►

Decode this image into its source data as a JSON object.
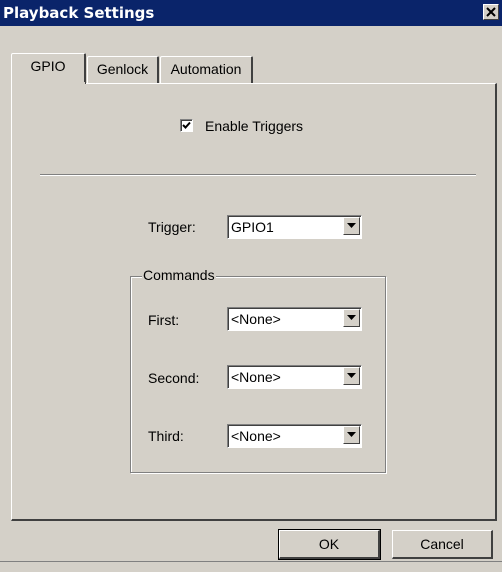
{
  "window": {
    "title": "Playback Settings"
  },
  "tabs": [
    {
      "label": "GPIO",
      "active": true
    },
    {
      "label": "Genlock",
      "active": false
    },
    {
      "label": "Automation",
      "active": false
    }
  ],
  "gpio": {
    "enable_triggers": {
      "label": "Enable Triggers",
      "checked": true
    },
    "trigger": {
      "label": "Trigger:",
      "value": "GPIO1"
    },
    "commands": {
      "legend": "Commands",
      "first": {
        "label": "First:",
        "value": "<None>"
      },
      "second": {
        "label": "Second:",
        "value": "<None>"
      },
      "third": {
        "label": "Third:",
        "value": "<None>"
      }
    }
  },
  "buttons": {
    "ok": "OK",
    "cancel": "Cancel"
  },
  "icons": {
    "close": "close-icon",
    "dropdown": "chevron-down-icon",
    "check": "checkmark-icon"
  },
  "colors": {
    "titlebar": "#0a246a",
    "face": "#d4d0c8"
  }
}
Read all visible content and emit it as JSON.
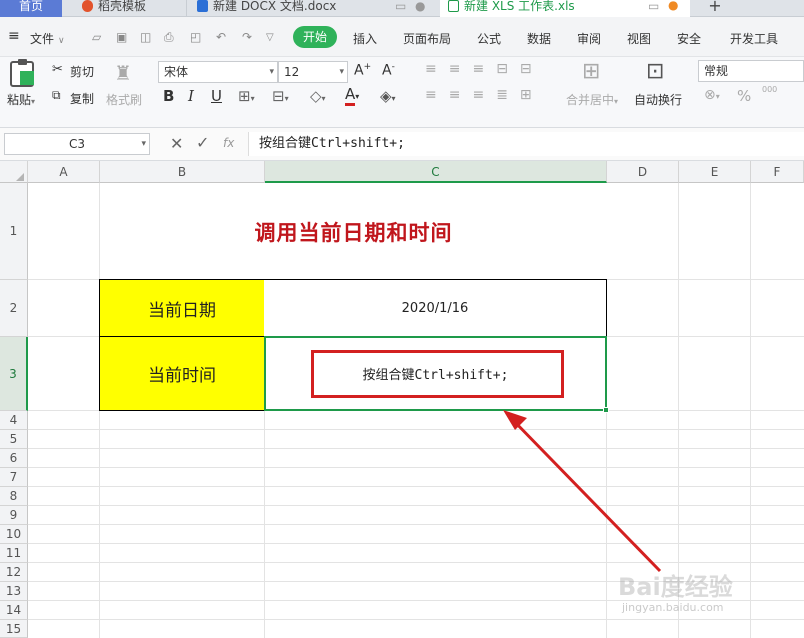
{
  "tabs": [
    {
      "label": "首页",
      "active": false
    },
    {
      "label": "稻壳模板",
      "active": false
    },
    {
      "label": "新建 DOCX 文档.docx",
      "active": false
    },
    {
      "label": "新建 XLS 工作表.xls",
      "active": true
    }
  ],
  "tab_new_label": "+",
  "menu": {
    "file": "文件",
    "items": [
      "开始",
      "插入",
      "页面布局",
      "公式",
      "数据",
      "审阅",
      "视图",
      "安全",
      "开发工具"
    ]
  },
  "ribbon": {
    "paste": "粘贴",
    "cut": "剪切",
    "copy": "复制",
    "format_painter": "格式刷",
    "font_name": "宋体",
    "font_size": "12",
    "merge_center": "合并居中",
    "wrap_text": "自动换行",
    "number_format": "常规",
    "percent": "%",
    "thousands": "000"
  },
  "formula_bar": {
    "name_box": "C3",
    "fx": "fx",
    "content": "按组合键Ctrl+shift+;"
  },
  "columns": [
    "A",
    "B",
    "C",
    "D",
    "E",
    "F"
  ],
  "rows": [
    "1",
    "2",
    "3",
    "4",
    "5",
    "6",
    "7",
    "8",
    "9",
    "10",
    "11",
    "12",
    "13",
    "14",
    "15"
  ],
  "sheet": {
    "title": "调用当前日期和时间",
    "label_date": "当前日期",
    "value_date": "2020/1/16",
    "label_time": "当前时间",
    "value_time": "按组合键Ctrl+shift+;"
  },
  "watermark": {
    "brand": "Bai度经验",
    "url": "jingyan.baidu.com"
  },
  "colors": {
    "title_red": "#c0161c",
    "yellow_fill": "#ffff00",
    "active_green": "#1e9a4a",
    "annotation_red": "#d32020"
  }
}
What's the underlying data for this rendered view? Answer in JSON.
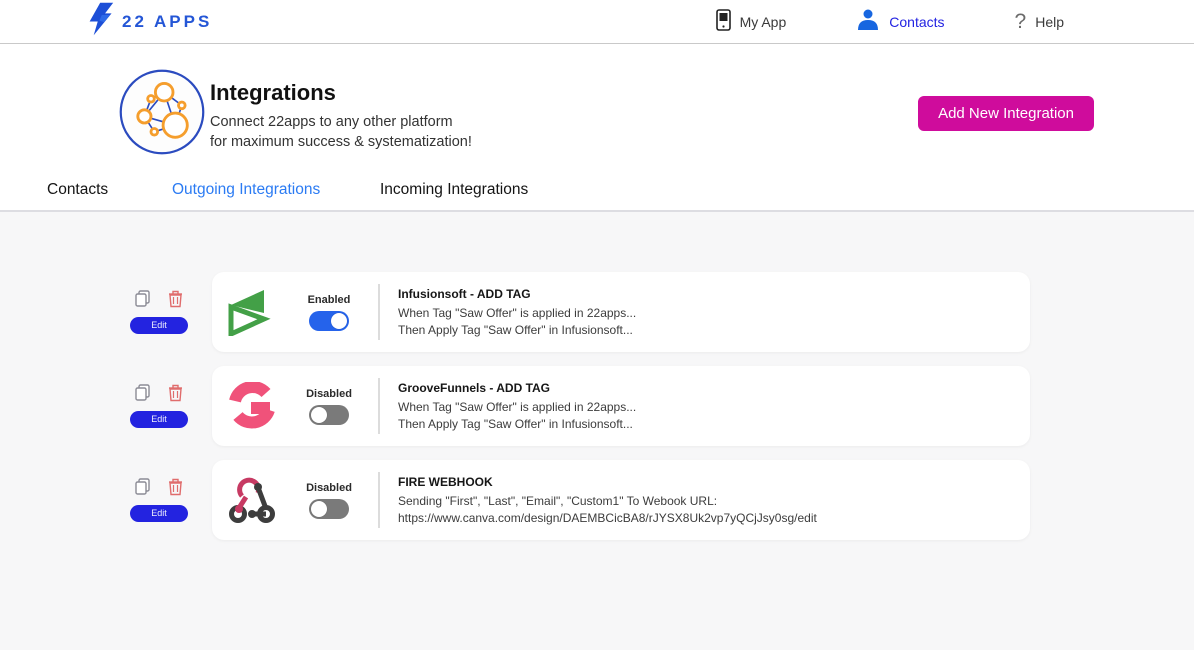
{
  "header": {
    "logo_text": "22 APPS",
    "nav": [
      {
        "label": "My App",
        "icon": "phone-icon"
      },
      {
        "label": "Contacts",
        "icon": "person-icon",
        "active": true
      },
      {
        "label": "Help",
        "icon": "question-icon",
        "glyph": "?"
      }
    ]
  },
  "hero": {
    "title": "Integrations",
    "subtitle_line1": "Connect 22apps to any other platform",
    "subtitle_line2": "for maximum success & systematization!",
    "add_button_label": "Add New Integration"
  },
  "tabs": [
    {
      "label": "Contacts",
      "active": false
    },
    {
      "label": "Outgoing Integrations",
      "active": true
    },
    {
      "label": "Incoming Integrations",
      "active": false
    }
  ],
  "cards": [
    {
      "logo": "infusionsoft-logo",
      "status_label": "Enabled",
      "enabled": true,
      "title": "Infusionsoft - ADD TAG",
      "line1": "When Tag \"Saw Offer\" is applied in 22apps...",
      "line2": "Then Apply Tag \"Saw Offer\" in Infusionsoft...",
      "edit_label": "Edit"
    },
    {
      "logo": "groovefunnels-logo",
      "status_label": "Disabled",
      "enabled": false,
      "title": "GrooveFunnels - ADD TAG",
      "line1": "When Tag \"Saw Offer\" is applied in 22apps...",
      "line2": "Then Apply Tag \"Saw Offer\" in Infusionsoft...",
      "edit_label": "Edit"
    },
    {
      "logo": "webhook-logo",
      "status_label": "Disabled",
      "enabled": false,
      "title": "FIRE WEBHOOK",
      "line1": "Sending \"First\", \"Last\", \"Email\", \"Custom1\" To Webook URL:",
      "line2": "https://www.canva.com/design/DAEMBCicBA8/rJYSX8Uk2vp7yQCjJsy0sg/edit",
      "edit_label": "Edit"
    }
  ],
  "colors": {
    "brand_blue": "#2456d6",
    "nav_active_blue": "#2323e2",
    "add_button_magenta": "#cf0c9c",
    "tab_active_blue": "#2b7bf3",
    "toggle_on_blue": "#2563eb",
    "toggle_off_grey": "#7a7a7a",
    "edit_button_blue": "#2323e0",
    "trash_red": "#e06c6c",
    "infusionsoft_green": "#43a047",
    "groovefunnels_pink": "#f0527a",
    "webhook_dark": "#3d3d3d",
    "webhook_crimson": "#c73a63",
    "content_bg": "#f7f7f8"
  }
}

◄

**Work to do**
Repeat the entries exactly. Pictures are excluded from the copy.

**Output of the task**
Decode this image into its source data as a JSON object.
{
  "window": {
    "title": "Playback Settings"
  },
  "tabs": [
    {
      "label": "GPIO",
      "active": true
    },
    {
      "label": "Genlock",
      "active": false
    },
    {
      "label": "Automation",
      "active": false
    }
  ],
  "gpio": {
    "enable_triggers": {
      "label": "Enable Triggers",
      "checked": true
    },
    "trigger": {
      "label": "Trigger:",
      "value": "GPIO1"
    },
    "commands": {
      "legend": "Commands",
      "first": {
        "label": "First:",
        "value": "<None>"
      },
      "second": {
        "label": "Second:",
        "value": "<None>"
      },
      "third": {
        "label": "Third:",
        "value": "<None>"
      }
    }
  },
  "buttons": {
    "ok": "OK",
    "cancel": "Cancel"
  },
  "icons": {
    "close": "close-icon",
    "dropdown": "chevron-down-icon",
    "check": "checkmark-icon"
  },
  "colors": {
    "titlebar": "#0a246a",
    "face": "#d4d0c8"
  }
}
Read all visible content and emit it as JSON.
{
  "tabs": [
    {
      "label": "首页",
      "active": false
    },
    {
      "label": "稻壳模板",
      "active": false
    },
    {
      "label": "新建 DOCX 文档.docx",
      "active": false
    },
    {
      "label": "新建 XLS 工作表.xls",
      "active": true
    }
  ],
  "tab_new_label": "+",
  "menu": {
    "file": "文件",
    "items": [
      "开始",
      "插入",
      "页面布局",
      "公式",
      "数据",
      "审阅",
      "视图",
      "安全",
      "开发工具"
    ]
  },
  "ribbon": {
    "paste": "粘贴",
    "cut": "剪切",
    "copy": "复制",
    "format_painter": "格式刷",
    "font_name": "宋体",
    "font_size": "12",
    "merge_center": "合并居中",
    "wrap_text": "自动换行",
    "number_format": "常规",
    "percent": "%",
    "thousands": "000"
  },
  "formula_bar": {
    "name_box": "C3",
    "fx": "fx",
    "content": "按组合键Ctrl+shift+;"
  },
  "columns": [
    "A",
    "B",
    "C",
    "D",
    "E",
    "F"
  ],
  "rows": [
    "1",
    "2",
    "3",
    "4",
    "5",
    "6",
    "7",
    "8",
    "9",
    "10",
    "11",
    "12",
    "13",
    "14",
    "15"
  ],
  "sheet": {
    "title": "调用当前日期和时间",
    "label_date": "当前日期",
    "value_date": "2020/1/16",
    "label_time": "当前时间",
    "value_time": "按组合键Ctrl+shift+;"
  },
  "watermark": {
    "brand": "Bai度经验",
    "url": "jingyan.baidu.com"
  },
  "colors": {
    "title_red": "#c0161c",
    "yellow_fill": "#ffff00",
    "active_green": "#1e9a4a",
    "annotation_red": "#d32020"
  }
}
What's the underlying data for this rendered view? Answer in JSON.
{
  "header": {
    "logo_text": "22 APPS",
    "nav": [
      {
        "label": "My App",
        "icon": "phone-icon"
      },
      {
        "label": "Contacts",
        "icon": "person-icon",
        "active": true
      },
      {
        "label": "Help",
        "icon": "question-icon",
        "glyph": "?"
      }
    ]
  },
  "hero": {
    "title": "Integrations",
    "subtitle_line1": "Connect 22apps to any other platform",
    "subtitle_line2": "for maximum success & systematization!",
    "add_button_label": "Add New Integration"
  },
  "tabs": [
    {
      "label": "Contacts",
      "active": false
    },
    {
      "label": "Outgoing Integrations",
      "active": true
    },
    {
      "label": "Incoming Integrations",
      "active": false
    }
  ],
  "cards": [
    {
      "logo": "infusionsoft-logo",
      "status_label": "Enabled",
      "enabled": true,
      "title": "Infusionsoft - ADD TAG",
      "line1": "When Tag \"Saw Offer\" is applied in 22apps...",
      "line2": "Then Apply Tag \"Saw Offer\" in Infusionsoft...",
      "edit_label": "Edit"
    },
    {
      "logo": "groovefunnels-logo",
      "status_label": "Disabled",
      "enabled": false,
      "title": "GrooveFunnels - ADD TAG",
      "line1": "When Tag \"Saw Offer\" is applied in 22apps...",
      "line2": "Then Apply Tag \"Saw Offer\" in Infusionsoft...",
      "edit_label": "Edit"
    },
    {
      "logo": "webhook-logo",
      "status_label": "Disabled",
      "enabled": false,
      "title": "FIRE WEBHOOK",
      "line1": "Sending \"First\", \"Last\", \"Email\", \"Custom1\" To Webook URL:",
      "line2": "https://www.canva.com/design/DAEMBCicBA8/rJYSX8Uk2vp7yQCjJsy0sg/edit",
      "edit_label": "Edit"
    }
  ],
  "colors": {
    "brand_blue": "#2456d6",
    "nav_active_blue": "#2323e2",
    "add_button_magenta": "#cf0c9c",
    "tab_active_blue": "#2b7bf3",
    "toggle_on_blue": "#2563eb",
    "toggle_off_grey": "#7a7a7a",
    "edit_button_blue": "#2323e0",
    "trash_red": "#e06c6c",
    "infusionsoft_green": "#43a047",
    "groovefunnels_pink": "#f0527a",
    "webhook_dark": "#3d3d3d",
    "webhook_crimson": "#c73a63",
    "content_bg": "#f7f7f8"
  }
}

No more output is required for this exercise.